## Instruction
Every record below should be printed exactly as given.
* * * * * * * * *
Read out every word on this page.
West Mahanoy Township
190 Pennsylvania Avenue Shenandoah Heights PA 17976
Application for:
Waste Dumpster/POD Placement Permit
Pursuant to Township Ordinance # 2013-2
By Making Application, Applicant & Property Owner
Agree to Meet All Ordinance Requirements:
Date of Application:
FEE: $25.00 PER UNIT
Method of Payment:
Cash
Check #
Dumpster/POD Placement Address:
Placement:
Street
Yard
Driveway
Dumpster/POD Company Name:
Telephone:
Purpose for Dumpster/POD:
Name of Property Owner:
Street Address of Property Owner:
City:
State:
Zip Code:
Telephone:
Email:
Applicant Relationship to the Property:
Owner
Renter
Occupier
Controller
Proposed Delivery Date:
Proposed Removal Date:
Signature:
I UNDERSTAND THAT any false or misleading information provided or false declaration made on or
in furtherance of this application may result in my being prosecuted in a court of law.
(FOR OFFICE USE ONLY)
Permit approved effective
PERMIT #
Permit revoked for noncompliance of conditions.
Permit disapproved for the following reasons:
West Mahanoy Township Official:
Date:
* * * * * * * * *
## Solution to the problem
Read out every word on this page.
West Mahanoy Township
190 Pennsylvania Avenue Shenandoah Heights PA 17976
Application for:
Waste Dumpster/POD Placement Permit
Pursuant to Township Ordinance # 2013-2
By Making Application, Applicant & Property Owner
Agree to Meet All Ordinance Requirements:
Date of Application:
FEE: $25.00 PER UNIT
Method of Payment:
Cash
Check #
Dumpster/POD Placement Address:
Placement:
Street
Yard
Driveway
Dumpster/POD Company Name:
Telephone:
Purpose for Dumpster/POD:
Name of Property Owner:
Street Address of Property Owner:
City:
State:
Zip Code:
Telephone:
Email:
Applicant Relationship to the Property:
Owner
Renter
Occupier
Controller
Proposed Delivery Date:
Proposed Removal Date:
Signature:
I UNDERSTAND THAT any false or misleading information provided or false declaration made on or
in furtherance of this application may result in my being prosecuted in a court of law.
(FOR OFFICE USE ONLY)
Permit approved effective
PERMIT #
Permit revoked for noncompliance of conditions.
Permit disapproved for the following reasons:
West Mahanoy Township Official:
Date:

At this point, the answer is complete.